» WORK TO DO
How many of the lines below contain the string "title"? Reply with the number alone.

» MATERIAL FOR THE TASK
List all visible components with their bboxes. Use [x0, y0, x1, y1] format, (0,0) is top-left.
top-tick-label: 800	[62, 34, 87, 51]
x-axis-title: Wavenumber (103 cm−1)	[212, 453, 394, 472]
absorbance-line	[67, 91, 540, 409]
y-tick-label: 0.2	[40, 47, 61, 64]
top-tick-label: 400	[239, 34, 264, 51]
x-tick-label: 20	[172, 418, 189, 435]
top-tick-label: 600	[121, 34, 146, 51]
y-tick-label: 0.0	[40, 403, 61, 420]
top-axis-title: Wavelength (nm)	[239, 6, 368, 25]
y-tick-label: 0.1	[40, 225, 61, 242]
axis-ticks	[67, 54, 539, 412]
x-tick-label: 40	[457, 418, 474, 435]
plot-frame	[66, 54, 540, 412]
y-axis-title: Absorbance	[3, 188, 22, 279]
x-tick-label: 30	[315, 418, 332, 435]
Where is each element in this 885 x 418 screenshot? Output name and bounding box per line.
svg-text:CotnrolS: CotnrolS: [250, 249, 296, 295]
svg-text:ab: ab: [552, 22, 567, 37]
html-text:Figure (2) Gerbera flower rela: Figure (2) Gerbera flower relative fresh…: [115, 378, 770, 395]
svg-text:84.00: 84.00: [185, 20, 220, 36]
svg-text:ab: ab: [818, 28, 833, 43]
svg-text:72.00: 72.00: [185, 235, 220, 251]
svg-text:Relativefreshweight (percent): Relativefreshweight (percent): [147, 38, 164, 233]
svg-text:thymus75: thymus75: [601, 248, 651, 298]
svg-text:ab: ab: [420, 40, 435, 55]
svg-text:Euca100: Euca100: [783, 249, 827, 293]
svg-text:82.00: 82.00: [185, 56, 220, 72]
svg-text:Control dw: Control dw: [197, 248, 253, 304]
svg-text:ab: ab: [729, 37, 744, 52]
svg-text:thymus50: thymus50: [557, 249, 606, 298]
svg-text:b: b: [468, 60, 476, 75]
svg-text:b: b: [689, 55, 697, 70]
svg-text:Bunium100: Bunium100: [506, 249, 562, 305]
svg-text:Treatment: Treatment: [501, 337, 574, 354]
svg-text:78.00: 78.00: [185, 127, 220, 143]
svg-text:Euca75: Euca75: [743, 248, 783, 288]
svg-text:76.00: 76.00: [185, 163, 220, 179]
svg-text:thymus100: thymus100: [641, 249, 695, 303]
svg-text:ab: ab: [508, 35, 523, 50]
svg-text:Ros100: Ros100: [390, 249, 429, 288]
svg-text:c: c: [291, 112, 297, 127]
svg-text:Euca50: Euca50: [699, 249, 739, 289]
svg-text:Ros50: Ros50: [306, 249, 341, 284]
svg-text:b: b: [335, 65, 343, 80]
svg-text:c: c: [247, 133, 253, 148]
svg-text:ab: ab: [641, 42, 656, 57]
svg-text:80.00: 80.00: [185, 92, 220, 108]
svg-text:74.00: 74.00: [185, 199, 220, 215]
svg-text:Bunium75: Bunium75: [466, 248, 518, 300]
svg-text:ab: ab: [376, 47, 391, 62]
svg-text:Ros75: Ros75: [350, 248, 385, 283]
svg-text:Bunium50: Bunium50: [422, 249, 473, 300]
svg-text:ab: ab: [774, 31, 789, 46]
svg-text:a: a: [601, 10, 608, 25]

» RESPONSE FOR THIS EXERCISE
3